» Stored data:
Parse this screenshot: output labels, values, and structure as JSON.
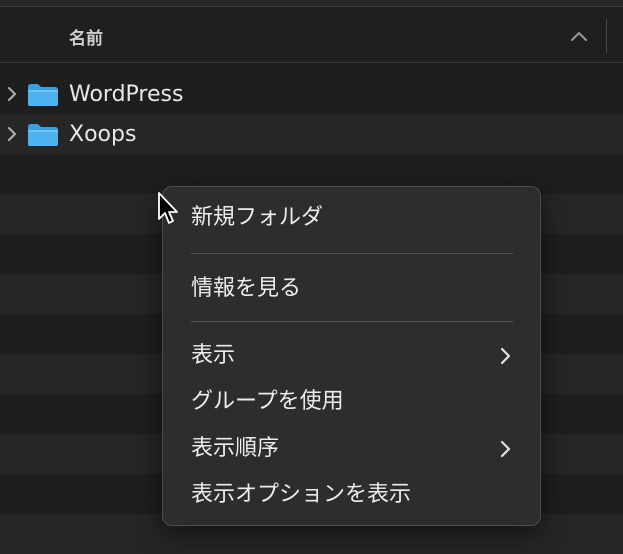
{
  "header": {
    "name_column": "名前"
  },
  "files": [
    {
      "name": "WordPress",
      "kind": "folder",
      "expanded": false
    },
    {
      "name": "Xoops",
      "kind": "folder",
      "expanded": false
    }
  ],
  "context_menu": {
    "items": [
      {
        "label": "新規フォルダ",
        "submenu": false
      },
      {
        "label": "情報を見る",
        "submenu": false
      },
      {
        "label": "表示",
        "submenu": true
      },
      {
        "label": "グループを使用",
        "submenu": false
      },
      {
        "label": "表示順序",
        "submenu": true
      },
      {
        "label": "表示オプションを表示",
        "submenu": false
      }
    ]
  },
  "colors": {
    "background": "#1e1e1e",
    "row_alt": "#262626",
    "folder_blue": "#4fb3f0",
    "menu_bg": "#2d2d2d",
    "text": "#ececec"
  }
}
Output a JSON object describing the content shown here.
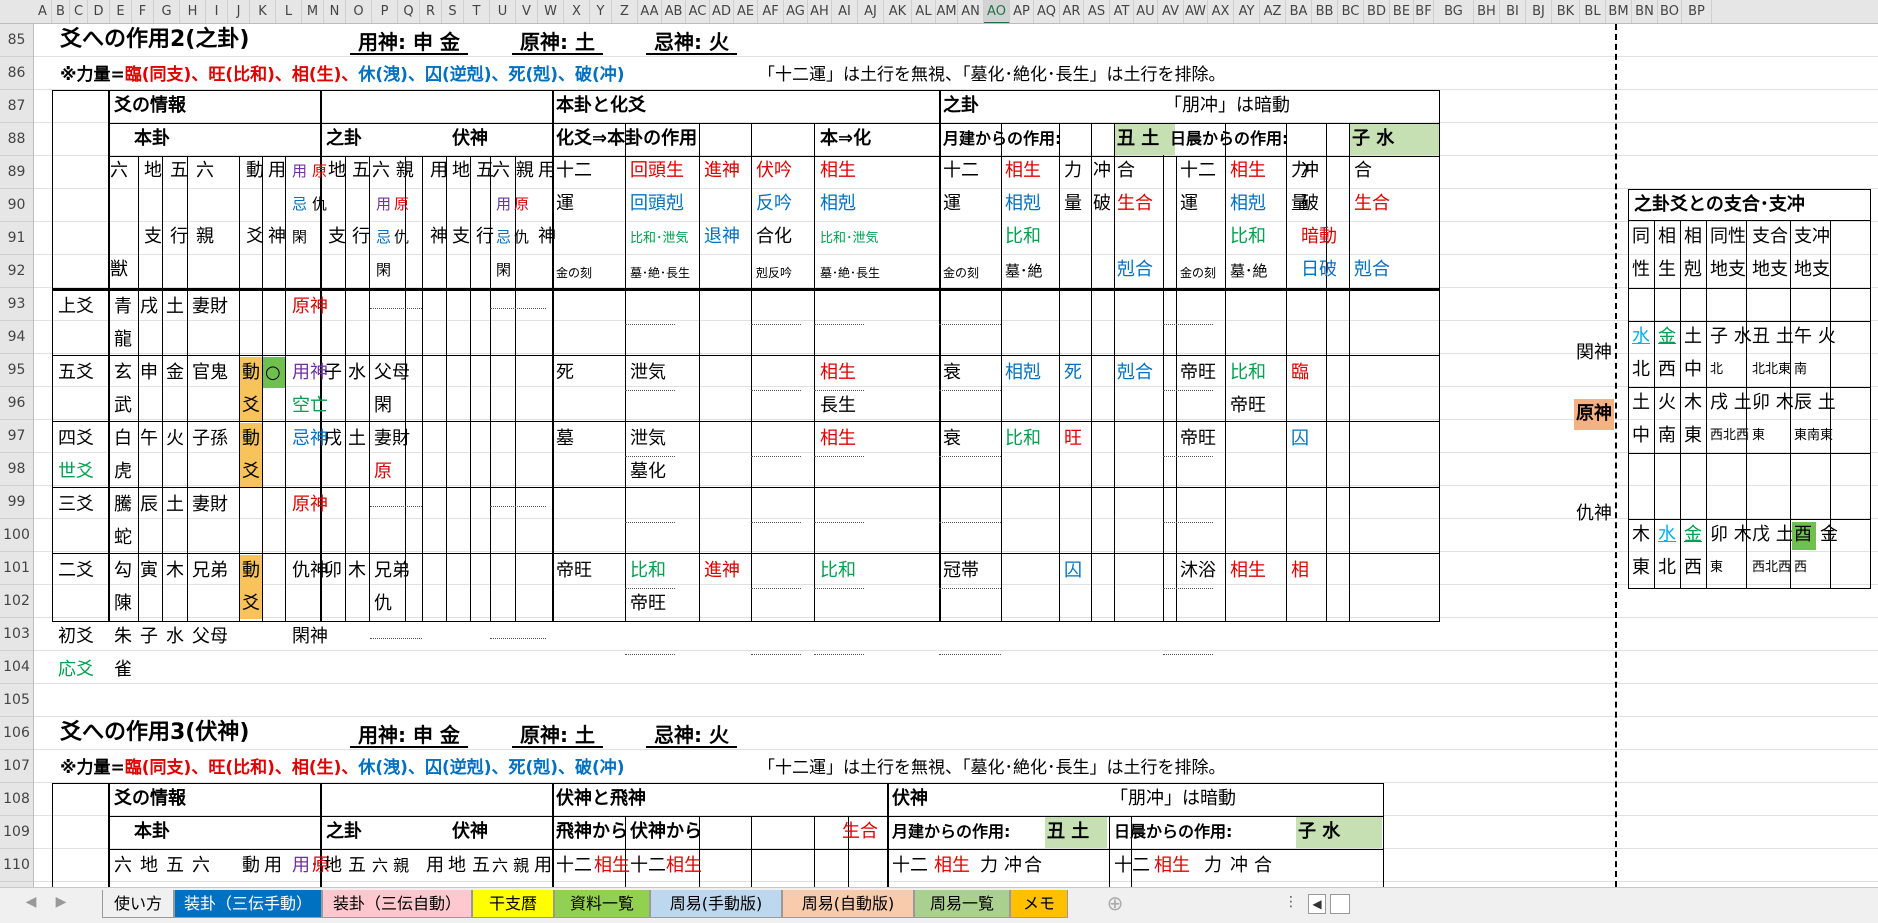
{
  "columns": [
    "A",
    "B",
    "C",
    "D",
    "E",
    "F",
    "G",
    "H",
    "I",
    "J",
    "K",
    "L",
    "M",
    "N",
    "O",
    "P",
    "Q",
    "R",
    "S",
    "T",
    "U",
    "V",
    "W",
    "X",
    "Y",
    "Z",
    "AA",
    "AB",
    "AC",
    "AD",
    "AE",
    "AF",
    "AG",
    "AH",
    "AI",
    "AJ",
    "AK",
    "AL",
    "AM",
    "AN",
    "AO",
    "AP",
    "AQ",
    "AR",
    "AS",
    "AT",
    "AU",
    "AV",
    "AW",
    "AX",
    "AY",
    "AZ",
    "BA",
    "BB",
    "BC",
    "BD",
    "BE",
    "BF",
    "BG",
    "BH",
    "BI",
    "BJ",
    "BK",
    "BL",
    "BM",
    "BN",
    "BO",
    "BP"
  ],
  "selected_column": "AO",
  "rows": [
    "85",
    "86",
    "87",
    "88",
    "89",
    "90",
    "91",
    "92",
    "93",
    "94",
    "95",
    "96",
    "97",
    "98",
    "99",
    "100",
    "101",
    "102",
    "103",
    "104",
    "105",
    "106",
    "107",
    "108",
    "109",
    "110"
  ],
  "section2": {
    "title": "爻への作用2(之卦)",
    "yojin": "用神: 申 金",
    "genjin": "原神: 土",
    "kijin": "忌神: 火",
    "note_prefix": "※力量=",
    "note_rin": "臨(同支)、旺(比和)、相(生)、",
    "note_kyu": "休(洩)、囚(逆剋)、死(剋)、破(冲)",
    "note_tail": "「十二運」は土行を無視、「墓化･絶化･長生」は土行を排除。"
  },
  "section3": {
    "title": "爻への作用3(伏神)",
    "yojin": "用神: 申 金",
    "genjin": "原神: 土",
    "kijin": "忌神: 火",
    "note_prefix": "※力量=",
    "note_rin": "臨(同支)、旺(比和)、相(生)、",
    "note_kyu": "休(洩)、囚(逆剋)、死(剋)、破(冲)",
    "note_tail": "「十二運」は土行を無視、「墓化･絶化･長生」は土行を排除。"
  },
  "table": {
    "h_kou_info": "爻の情報",
    "h_honka": "本卦",
    "h_shika": "之卦",
    "h_fukujin": "伏神",
    "h_honka_kahen": "本卦と化爻",
    "h_kakou_act": "化爻⇒本卦の作用",
    "h_hon_ka": "本⇒化",
    "h_shika2": "之卦",
    "h_houchu": "「朋冲」は暗動",
    "h_getsu": "月建からの作用:",
    "getsu_val": "丑 土",
    "h_nisshin": "日晨からの作用:",
    "nisshin_val": "子 水",
    "c_liu": "六",
    "c_ju": "獣",
    "c_chi": "地",
    "c_shi": "支",
    "c_go": "五",
    "c_gyo": "行",
    "c_roku": "六",
    "c_shin": "親",
    "c_do": "動",
    "c_kou": "爻",
    "c_yo": "用",
    "c_jin": "神",
    "c_yo2": "用",
    "c_gen": "原",
    "c_ki": "忌",
    "c_kyu": "仇",
    "c_kan": "閑",
    "c_rokushin": "六 親",
    "c_juuni": "十二",
    "c_un": "運",
    "c_kaitousei": "回頭生",
    "c_kaitoukoku": "回頭剋",
    "c_hiwa": "比和･泄気",
    "c_kin": "金の刻",
    "c_bo": "墓･絶･長生",
    "c_shinjin": "進神",
    "c_taijin": "退神",
    "c_fukugin": "伏吟",
    "c_hangin": "反吟",
    "c_gouka": "合化",
    "c_kokuhangin": "剋反吟",
    "c_sousei": "相生",
    "c_soukoku": "相剋",
    "c_hiwa2": "比和･泄気",
    "c_sousei2": "相生",
    "c_soukoku2": "相剋",
    "c_hiwa3": "比和",
    "c_bozetsu": "墓･絶",
    "c_riki": "力",
    "c_ryou": "量",
    "c_chu": "冲",
    "c_ha": "破",
    "c_gou": "合",
    "c_seigou": "生合",
    "c_kokugou": "剋合",
    "c_anndou": "暗動",
    "c_nippa": "日破"
  },
  "rowsdata": {
    "r93": {
      "pos": "上爻",
      "beast1": "青",
      "beast2": "龍",
      "chi": "戌",
      "go": "土",
      "rel": "妻財",
      "role": "原神"
    },
    "r95": {
      "pos": "五爻",
      "beast1": "玄",
      "beast2": "武",
      "chi": "申",
      "go": "金",
      "rel": "官鬼",
      "do1": "動",
      "do2": "爻",
      "yo": "○",
      "role": "用神",
      "role2": "空亡",
      "s_chi": "子",
      "s_go": "水",
      "s_rel": "父母",
      "s_role": "閑",
      "un": "死",
      "act": "泄気",
      "hon": "相生",
      "hon2": "長生",
      "m_un": "衰",
      "m_act": "相剋",
      "m_rk": "死",
      "m_gou": "剋合",
      "d_un": "帝旺",
      "d_act": "比和",
      "d_act2": "帝旺",
      "d_rk": "臨"
    },
    "r97": {
      "pos": "四爻",
      "pos2": "世爻",
      "beast1": "白",
      "beast2": "虎",
      "chi": "午",
      "go": "火",
      "rel": "子孫",
      "do1": "動",
      "do2": "爻",
      "role": "忌神",
      "s_chi": "戌",
      "s_go": "土",
      "s_rel": "妻財",
      "s_role": "原",
      "un": "墓",
      "act2": "墓化",
      "act": "泄気",
      "hon": "相生",
      "m_un": "衰",
      "m_act": "比和",
      "m_rk": "旺",
      "d_un": "帝旺",
      "d_rk": "囚"
    },
    "r99": {
      "pos": "三爻",
      "beast1": "騰",
      "beast2": "蛇",
      "chi": "辰",
      "go": "土",
      "rel": "妻財",
      "role": "原神"
    },
    "r101": {
      "pos": "二爻",
      "beast1": "勾",
      "beast2": "陳",
      "chi": "寅",
      "go": "木",
      "rel": "兄弟",
      "do1": "動",
      "do2": "爻",
      "role": "仇神",
      "s_chi": "卯",
      "s_go": "木",
      "s_rel": "兄弟",
      "s_role": "仇",
      "un": "帝旺",
      "act": "比和",
      "act2": "帝旺",
      "shin": "進神",
      "hon": "比和",
      "m_un": "冠帯",
      "m_rk": "囚",
      "d_un": "沐浴",
      "d_act": "相生",
      "d_rk": "相"
    },
    "r103": {
      "pos": "初爻",
      "pos2": "応爻",
      "beast1": "朱",
      "beast2": "雀",
      "chi": "子",
      "go": "水",
      "rel": "父母",
      "role": "閑神"
    }
  },
  "side": {
    "title": "之卦爻との支合･支冲",
    "h": [
      "同",
      "相",
      "相",
      "同性",
      "支合",
      "支冲"
    ],
    "h2": [
      "性",
      "生",
      "剋",
      "地支",
      "地支",
      "地支"
    ],
    "r95label": "関神",
    "r95": [
      "水",
      "金",
      "土",
      "子 水",
      "丑 土",
      "午 火"
    ],
    "r96": [
      "北",
      "西",
      "中",
      "北",
      "北北東",
      "南"
    ],
    "r97label": "原神",
    "r97": [
      "土",
      "火",
      "木",
      "戌 土",
      "卯 木",
      "辰 土"
    ],
    "r98": [
      "中",
      "南",
      "東",
      "西北西",
      "東",
      "東南東"
    ],
    "r101label": "仇神",
    "r101": [
      "木",
      "水",
      "金",
      "卯 木",
      "戊 土",
      "酉",
      "金"
    ],
    "r102": [
      "東",
      "北",
      "西",
      "東",
      "西北西",
      "西"
    ]
  },
  "t3": {
    "h_kou_info": "爻の情報",
    "h_fuku_hi": "伏神と飛神",
    "h_fukujin": "伏神",
    "h_houchu": "「朋冲」は暗動",
    "h_honka": "本卦",
    "h_shika": "之卦",
    "h_fuku": "伏神",
    "h_hijin_kara": "飛神から",
    "h_fukujin_kara": "伏神から",
    "h_seigou": "生合",
    "h_getsu": "月建からの作用:",
    "getsu_val": "丑 土",
    "h_nisshin": "日晨からの作用:",
    "nisshin_val": "子 水",
    "r110": [
      "六",
      "地",
      "五",
      "六",
      "動",
      "用",
      "用･",
      "原",
      "地",
      "五",
      "六 親",
      "用",
      "地",
      "五",
      "六 親",
      "用",
      "十二",
      "相生",
      "十二",
      "相生",
      "十二",
      "相生",
      "力",
      "冲",
      "合",
      "十二",
      "相生",
      "力",
      "冲",
      "合"
    ]
  },
  "tabs": [
    {
      "label": "使い方",
      "bg": "#f0f0f0",
      "color": "#000"
    },
    {
      "label": "装卦（三伝手動）",
      "bg": "#0070c0",
      "color": "#fff"
    },
    {
      "label": "装卦（三伝自動）",
      "bg": "#ffc7ce",
      "color": "#000"
    },
    {
      "label": "干支暦",
      "bg": "#ffff00",
      "color": "#000"
    },
    {
      "label": "資料一覧",
      "bg": "#92d050",
      "color": "#000"
    },
    {
      "label": "周易(手動版)",
      "bg": "#bdd7ee",
      "color": "#000"
    },
    {
      "label": "周易(自動版)",
      "bg": "#f8cbad",
      "color": "#000"
    },
    {
      "label": "周易一覧",
      "bg": "#a9d08e",
      "color": "#000"
    },
    {
      "label": "メモ",
      "bg": "#ffc000",
      "color": "#000"
    }
  ]
}
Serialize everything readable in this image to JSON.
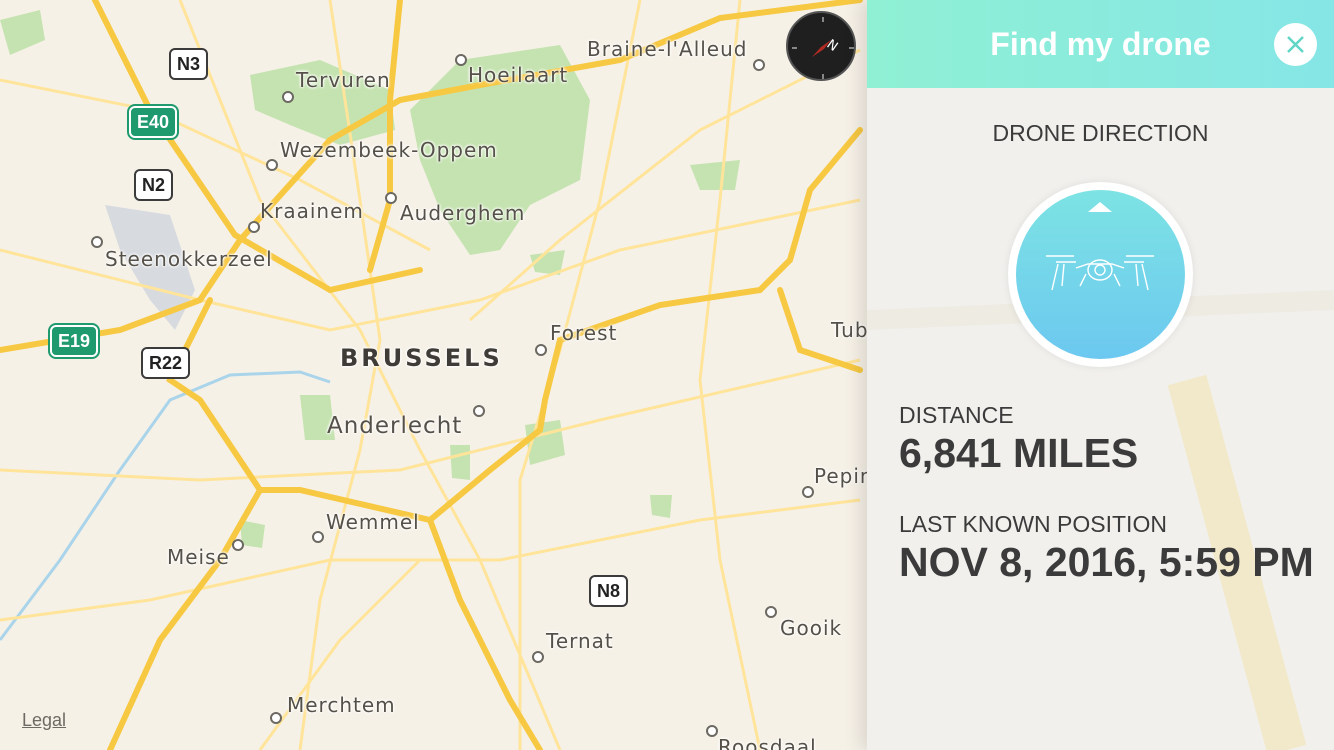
{
  "map": {
    "places": [
      {
        "key": "tervuren",
        "name": "Tervuren"
      },
      {
        "key": "hoeilaart",
        "name": "Hoeilaart"
      },
      {
        "key": "braine",
        "name": "Braine-l'Alleud"
      },
      {
        "key": "wezembeek",
        "name": "Wezembeek-Oppem"
      },
      {
        "key": "kraainem",
        "name": "Kraainem"
      },
      {
        "key": "auderghem",
        "name": "Auderghem"
      },
      {
        "key": "steenokkerzeel",
        "name": "Steenokkerzeel"
      },
      {
        "key": "forest",
        "name": "Forest"
      },
      {
        "key": "brussels",
        "name": "BRUSSELS"
      },
      {
        "key": "anderlecht",
        "name": "Anderlecht"
      },
      {
        "key": "wemmel",
        "name": "Wemmel"
      },
      {
        "key": "meise",
        "name": "Meise"
      },
      {
        "key": "ternat",
        "name": "Ternat"
      },
      {
        "key": "gooik",
        "name": "Gooik"
      },
      {
        "key": "merchtem",
        "name": "Merchtem"
      },
      {
        "key": "pepin",
        "name": "Pepin"
      },
      {
        "key": "tub",
        "name": "Tub"
      },
      {
        "key": "roosdaal",
        "name": "Roosdaal"
      }
    ],
    "road_shields": [
      {
        "key": "n3",
        "label": "N3",
        "style": "white"
      },
      {
        "key": "e40",
        "label": "E40",
        "style": "green"
      },
      {
        "key": "n2",
        "label": "N2",
        "style": "white"
      },
      {
        "key": "e19",
        "label": "E19",
        "style": "green"
      },
      {
        "key": "r22",
        "label": "R22",
        "style": "white"
      },
      {
        "key": "n8",
        "label": "N8",
        "style": "white"
      }
    ],
    "legal_label": "Legal",
    "compass_icon": "compass-icon",
    "colors": {
      "land": "#f6f1e7",
      "road": "#f7c842",
      "park": "#c5e3b0",
      "water": "#a9d4ea"
    }
  },
  "panel": {
    "title": "Find my drone",
    "close_icon": "close-icon",
    "direction_label": "DRONE DIRECTION",
    "drone_icon": "drone-icon",
    "distance_label": "DISTANCE",
    "distance_value": "6,841 MILES",
    "position_label": "LAST KNOWN POSITION",
    "position_value": "NOV 8, 2016, 5:59 PM",
    "colors": {
      "header_start": "#8ff0d4",
      "header_end": "#86e6e6",
      "circle_top": "#7de3e3",
      "circle_bottom": "#6cc8f0",
      "text": "#3b3b3b"
    }
  }
}
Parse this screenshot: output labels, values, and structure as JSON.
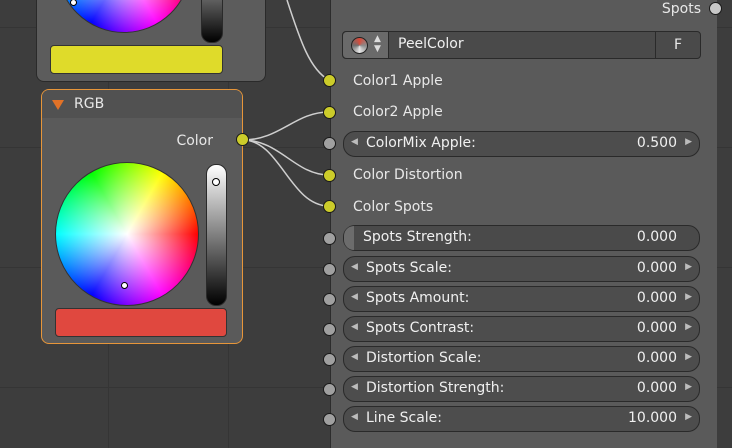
{
  "rgb_node": {
    "title": "RGB",
    "output_label": "Color",
    "swatch_color": "#e0483f"
  },
  "top_node": {
    "swatch_color": "#dfdb2a"
  },
  "right_node": {
    "spots_label": "Spots",
    "material": {
      "name": "PeelColor",
      "fake_user": "F"
    },
    "color_inputs": [
      "Color1 Apple",
      "Color2 Apple"
    ],
    "colormix": {
      "label": "ColorMix Apple:",
      "value": "0.500"
    },
    "color_inputs_2": [
      "Color Distortion",
      "Color Spots"
    ],
    "fields": [
      {
        "label": "Spots Strength:",
        "value": "0.000"
      },
      {
        "label": "Spots Scale:",
        "value": "0.000"
      },
      {
        "label": "Spots Amount:",
        "value": "0.000"
      },
      {
        "label": "Spots Contrast:",
        "value": "0.000"
      },
      {
        "label": "Distortion Scale:",
        "value": "0.000"
      },
      {
        "label": "Distortion Strength:",
        "value": "0.000"
      },
      {
        "label": "Line Scale:",
        "value": "10.000"
      }
    ]
  },
  "colors": {
    "socket_color": "#cccc2a",
    "socket_value": "#a0a0a0",
    "rgb_border": "#e7963a",
    "header_triangle": "#e27227"
  }
}
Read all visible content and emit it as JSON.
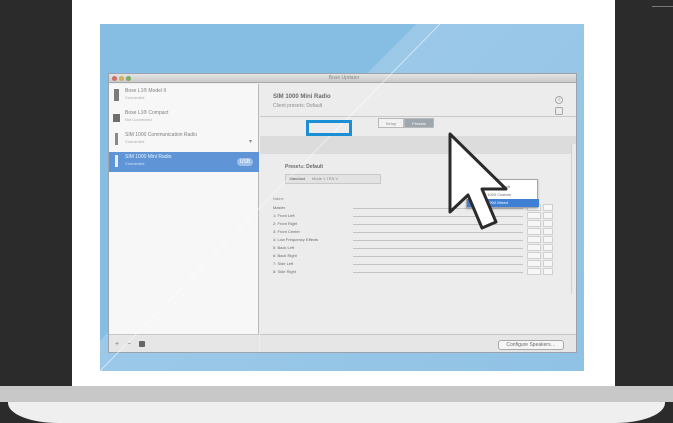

» WHAT TO PRODUCE:
For each line of the entries that includes "JSON", show that line.

» ANSWER TO THIS PROBLEM:
Parse this screenshot: output labels, values, and structure as JSON.
Output a JSON object describing the content shown here.
Serialize everything readable in this image to JSON.
Parse this screenshot: output labels, values, and structure as JSON.
Read all visible content and emit it as JSON.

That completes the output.